◆ Data for the task:
========================
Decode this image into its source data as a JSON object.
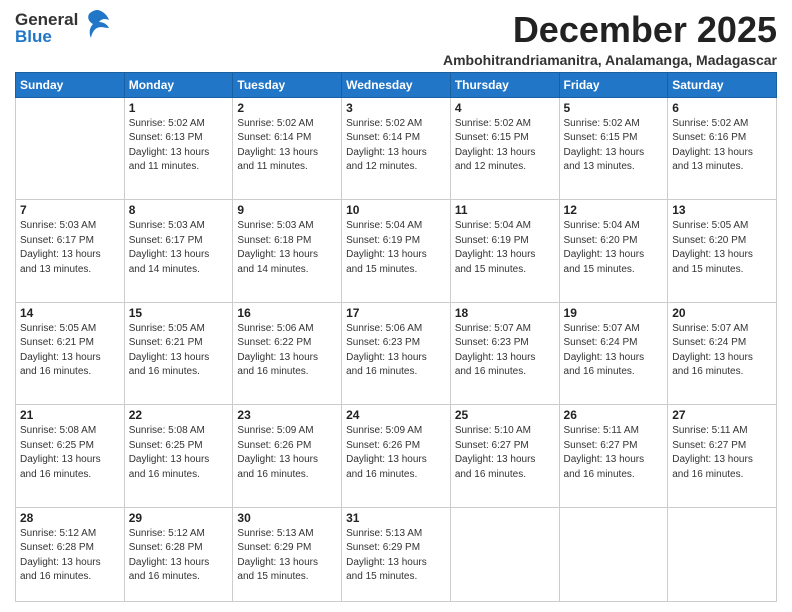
{
  "logo": {
    "line1": "General",
    "line2": "Blue"
  },
  "title": "December 2025",
  "subtitle": "Ambohitrandriamanitra, Analamanga, Madagascar",
  "days_of_week": [
    "Sunday",
    "Monday",
    "Tuesday",
    "Wednesday",
    "Thursday",
    "Friday",
    "Saturday"
  ],
  "weeks": [
    [
      {
        "day": "",
        "info": ""
      },
      {
        "day": "1",
        "info": "Sunrise: 5:02 AM\nSunset: 6:13 PM\nDaylight: 13 hours\nand 11 minutes."
      },
      {
        "day": "2",
        "info": "Sunrise: 5:02 AM\nSunset: 6:14 PM\nDaylight: 13 hours\nand 11 minutes."
      },
      {
        "day": "3",
        "info": "Sunrise: 5:02 AM\nSunset: 6:14 PM\nDaylight: 13 hours\nand 12 minutes."
      },
      {
        "day": "4",
        "info": "Sunrise: 5:02 AM\nSunset: 6:15 PM\nDaylight: 13 hours\nand 12 minutes."
      },
      {
        "day": "5",
        "info": "Sunrise: 5:02 AM\nSunset: 6:15 PM\nDaylight: 13 hours\nand 13 minutes."
      },
      {
        "day": "6",
        "info": "Sunrise: 5:02 AM\nSunset: 6:16 PM\nDaylight: 13 hours\nand 13 minutes."
      }
    ],
    [
      {
        "day": "7",
        "info": "Sunrise: 5:03 AM\nSunset: 6:17 PM\nDaylight: 13 hours\nand 13 minutes."
      },
      {
        "day": "8",
        "info": "Sunrise: 5:03 AM\nSunset: 6:17 PM\nDaylight: 13 hours\nand 14 minutes."
      },
      {
        "day": "9",
        "info": "Sunrise: 5:03 AM\nSunset: 6:18 PM\nDaylight: 13 hours\nand 14 minutes."
      },
      {
        "day": "10",
        "info": "Sunrise: 5:04 AM\nSunset: 6:19 PM\nDaylight: 13 hours\nand 15 minutes."
      },
      {
        "day": "11",
        "info": "Sunrise: 5:04 AM\nSunset: 6:19 PM\nDaylight: 13 hours\nand 15 minutes."
      },
      {
        "day": "12",
        "info": "Sunrise: 5:04 AM\nSunset: 6:20 PM\nDaylight: 13 hours\nand 15 minutes."
      },
      {
        "day": "13",
        "info": "Sunrise: 5:05 AM\nSunset: 6:20 PM\nDaylight: 13 hours\nand 15 minutes."
      }
    ],
    [
      {
        "day": "14",
        "info": "Sunrise: 5:05 AM\nSunset: 6:21 PM\nDaylight: 13 hours\nand 16 minutes."
      },
      {
        "day": "15",
        "info": "Sunrise: 5:05 AM\nSunset: 6:21 PM\nDaylight: 13 hours\nand 16 minutes."
      },
      {
        "day": "16",
        "info": "Sunrise: 5:06 AM\nSunset: 6:22 PM\nDaylight: 13 hours\nand 16 minutes."
      },
      {
        "day": "17",
        "info": "Sunrise: 5:06 AM\nSunset: 6:23 PM\nDaylight: 13 hours\nand 16 minutes."
      },
      {
        "day": "18",
        "info": "Sunrise: 5:07 AM\nSunset: 6:23 PM\nDaylight: 13 hours\nand 16 minutes."
      },
      {
        "day": "19",
        "info": "Sunrise: 5:07 AM\nSunset: 6:24 PM\nDaylight: 13 hours\nand 16 minutes."
      },
      {
        "day": "20",
        "info": "Sunrise: 5:07 AM\nSunset: 6:24 PM\nDaylight: 13 hours\nand 16 minutes."
      }
    ],
    [
      {
        "day": "21",
        "info": "Sunrise: 5:08 AM\nSunset: 6:25 PM\nDaylight: 13 hours\nand 16 minutes."
      },
      {
        "day": "22",
        "info": "Sunrise: 5:08 AM\nSunset: 6:25 PM\nDaylight: 13 hours\nand 16 minutes."
      },
      {
        "day": "23",
        "info": "Sunrise: 5:09 AM\nSunset: 6:26 PM\nDaylight: 13 hours\nand 16 minutes."
      },
      {
        "day": "24",
        "info": "Sunrise: 5:09 AM\nSunset: 6:26 PM\nDaylight: 13 hours\nand 16 minutes."
      },
      {
        "day": "25",
        "info": "Sunrise: 5:10 AM\nSunset: 6:27 PM\nDaylight: 13 hours\nand 16 minutes."
      },
      {
        "day": "26",
        "info": "Sunrise: 5:11 AM\nSunset: 6:27 PM\nDaylight: 13 hours\nand 16 minutes."
      },
      {
        "day": "27",
        "info": "Sunrise: 5:11 AM\nSunset: 6:27 PM\nDaylight: 13 hours\nand 16 minutes."
      }
    ],
    [
      {
        "day": "28",
        "info": "Sunrise: 5:12 AM\nSunset: 6:28 PM\nDaylight: 13 hours\nand 16 minutes."
      },
      {
        "day": "29",
        "info": "Sunrise: 5:12 AM\nSunset: 6:28 PM\nDaylight: 13 hours\nand 16 minutes."
      },
      {
        "day": "30",
        "info": "Sunrise: 5:13 AM\nSunset: 6:29 PM\nDaylight: 13 hours\nand 15 minutes."
      },
      {
        "day": "31",
        "info": "Sunrise: 5:13 AM\nSunset: 6:29 PM\nDaylight: 13 hours\nand 15 minutes."
      },
      {
        "day": "",
        "info": ""
      },
      {
        "day": "",
        "info": ""
      },
      {
        "day": "",
        "info": ""
      }
    ]
  ]
}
========================
◆ Set problem: All of the data above should be quoted exactly, except for the pictures.

◆ Solution for this problem:
Decode this image into its source data as a JSON object.
{
  "logo": {
    "line1": "General",
    "line2": "Blue"
  },
  "title": "December 2025",
  "subtitle": "Ambohitrandriamanitra, Analamanga, Madagascar",
  "days_of_week": [
    "Sunday",
    "Monday",
    "Tuesday",
    "Wednesday",
    "Thursday",
    "Friday",
    "Saturday"
  ],
  "weeks": [
    [
      {
        "day": "",
        "info": ""
      },
      {
        "day": "1",
        "info": "Sunrise: 5:02 AM\nSunset: 6:13 PM\nDaylight: 13 hours\nand 11 minutes."
      },
      {
        "day": "2",
        "info": "Sunrise: 5:02 AM\nSunset: 6:14 PM\nDaylight: 13 hours\nand 11 minutes."
      },
      {
        "day": "3",
        "info": "Sunrise: 5:02 AM\nSunset: 6:14 PM\nDaylight: 13 hours\nand 12 minutes."
      },
      {
        "day": "4",
        "info": "Sunrise: 5:02 AM\nSunset: 6:15 PM\nDaylight: 13 hours\nand 12 minutes."
      },
      {
        "day": "5",
        "info": "Sunrise: 5:02 AM\nSunset: 6:15 PM\nDaylight: 13 hours\nand 13 minutes."
      },
      {
        "day": "6",
        "info": "Sunrise: 5:02 AM\nSunset: 6:16 PM\nDaylight: 13 hours\nand 13 minutes."
      }
    ],
    [
      {
        "day": "7",
        "info": "Sunrise: 5:03 AM\nSunset: 6:17 PM\nDaylight: 13 hours\nand 13 minutes."
      },
      {
        "day": "8",
        "info": "Sunrise: 5:03 AM\nSunset: 6:17 PM\nDaylight: 13 hours\nand 14 minutes."
      },
      {
        "day": "9",
        "info": "Sunrise: 5:03 AM\nSunset: 6:18 PM\nDaylight: 13 hours\nand 14 minutes."
      },
      {
        "day": "10",
        "info": "Sunrise: 5:04 AM\nSunset: 6:19 PM\nDaylight: 13 hours\nand 15 minutes."
      },
      {
        "day": "11",
        "info": "Sunrise: 5:04 AM\nSunset: 6:19 PM\nDaylight: 13 hours\nand 15 minutes."
      },
      {
        "day": "12",
        "info": "Sunrise: 5:04 AM\nSunset: 6:20 PM\nDaylight: 13 hours\nand 15 minutes."
      },
      {
        "day": "13",
        "info": "Sunrise: 5:05 AM\nSunset: 6:20 PM\nDaylight: 13 hours\nand 15 minutes."
      }
    ],
    [
      {
        "day": "14",
        "info": "Sunrise: 5:05 AM\nSunset: 6:21 PM\nDaylight: 13 hours\nand 16 minutes."
      },
      {
        "day": "15",
        "info": "Sunrise: 5:05 AM\nSunset: 6:21 PM\nDaylight: 13 hours\nand 16 minutes."
      },
      {
        "day": "16",
        "info": "Sunrise: 5:06 AM\nSunset: 6:22 PM\nDaylight: 13 hours\nand 16 minutes."
      },
      {
        "day": "17",
        "info": "Sunrise: 5:06 AM\nSunset: 6:23 PM\nDaylight: 13 hours\nand 16 minutes."
      },
      {
        "day": "18",
        "info": "Sunrise: 5:07 AM\nSunset: 6:23 PM\nDaylight: 13 hours\nand 16 minutes."
      },
      {
        "day": "19",
        "info": "Sunrise: 5:07 AM\nSunset: 6:24 PM\nDaylight: 13 hours\nand 16 minutes."
      },
      {
        "day": "20",
        "info": "Sunrise: 5:07 AM\nSunset: 6:24 PM\nDaylight: 13 hours\nand 16 minutes."
      }
    ],
    [
      {
        "day": "21",
        "info": "Sunrise: 5:08 AM\nSunset: 6:25 PM\nDaylight: 13 hours\nand 16 minutes."
      },
      {
        "day": "22",
        "info": "Sunrise: 5:08 AM\nSunset: 6:25 PM\nDaylight: 13 hours\nand 16 minutes."
      },
      {
        "day": "23",
        "info": "Sunrise: 5:09 AM\nSunset: 6:26 PM\nDaylight: 13 hours\nand 16 minutes."
      },
      {
        "day": "24",
        "info": "Sunrise: 5:09 AM\nSunset: 6:26 PM\nDaylight: 13 hours\nand 16 minutes."
      },
      {
        "day": "25",
        "info": "Sunrise: 5:10 AM\nSunset: 6:27 PM\nDaylight: 13 hours\nand 16 minutes."
      },
      {
        "day": "26",
        "info": "Sunrise: 5:11 AM\nSunset: 6:27 PM\nDaylight: 13 hours\nand 16 minutes."
      },
      {
        "day": "27",
        "info": "Sunrise: 5:11 AM\nSunset: 6:27 PM\nDaylight: 13 hours\nand 16 minutes."
      }
    ],
    [
      {
        "day": "28",
        "info": "Sunrise: 5:12 AM\nSunset: 6:28 PM\nDaylight: 13 hours\nand 16 minutes."
      },
      {
        "day": "29",
        "info": "Sunrise: 5:12 AM\nSunset: 6:28 PM\nDaylight: 13 hours\nand 16 minutes."
      },
      {
        "day": "30",
        "info": "Sunrise: 5:13 AM\nSunset: 6:29 PM\nDaylight: 13 hours\nand 15 minutes."
      },
      {
        "day": "31",
        "info": "Sunrise: 5:13 AM\nSunset: 6:29 PM\nDaylight: 13 hours\nand 15 minutes."
      },
      {
        "day": "",
        "info": ""
      },
      {
        "day": "",
        "info": ""
      },
      {
        "day": "",
        "info": ""
      }
    ]
  ]
}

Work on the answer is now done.